[Saved data entries]
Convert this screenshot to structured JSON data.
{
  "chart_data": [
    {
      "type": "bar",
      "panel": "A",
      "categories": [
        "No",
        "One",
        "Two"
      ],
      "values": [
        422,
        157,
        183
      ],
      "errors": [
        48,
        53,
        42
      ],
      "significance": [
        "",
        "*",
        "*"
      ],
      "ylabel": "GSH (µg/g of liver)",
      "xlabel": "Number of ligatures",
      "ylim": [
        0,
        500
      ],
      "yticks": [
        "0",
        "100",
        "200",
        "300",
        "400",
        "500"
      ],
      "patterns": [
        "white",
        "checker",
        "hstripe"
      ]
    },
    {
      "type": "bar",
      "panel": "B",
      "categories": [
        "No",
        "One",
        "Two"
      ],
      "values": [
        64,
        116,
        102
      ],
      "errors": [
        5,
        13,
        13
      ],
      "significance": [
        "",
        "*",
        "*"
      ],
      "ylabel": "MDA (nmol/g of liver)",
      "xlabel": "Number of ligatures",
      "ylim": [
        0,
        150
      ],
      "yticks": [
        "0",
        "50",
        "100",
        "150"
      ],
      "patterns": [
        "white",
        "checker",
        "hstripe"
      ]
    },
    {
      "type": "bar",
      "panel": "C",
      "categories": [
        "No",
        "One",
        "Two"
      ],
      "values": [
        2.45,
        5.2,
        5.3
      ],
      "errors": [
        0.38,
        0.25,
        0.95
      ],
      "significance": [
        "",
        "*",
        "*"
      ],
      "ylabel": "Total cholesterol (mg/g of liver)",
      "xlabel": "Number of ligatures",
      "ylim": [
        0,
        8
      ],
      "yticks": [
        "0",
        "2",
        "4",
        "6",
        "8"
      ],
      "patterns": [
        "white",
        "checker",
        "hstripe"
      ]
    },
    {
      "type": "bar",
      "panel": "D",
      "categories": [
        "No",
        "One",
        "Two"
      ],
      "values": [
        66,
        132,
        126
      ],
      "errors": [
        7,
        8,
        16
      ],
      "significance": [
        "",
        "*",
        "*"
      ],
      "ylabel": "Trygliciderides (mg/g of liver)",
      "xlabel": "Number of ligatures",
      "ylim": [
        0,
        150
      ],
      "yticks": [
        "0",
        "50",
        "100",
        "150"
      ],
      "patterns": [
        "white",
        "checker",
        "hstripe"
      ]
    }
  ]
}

What you have to do. What is the number of lines in the listing that contain the string "liver"? Reply with that number alone.

Result of the task. 4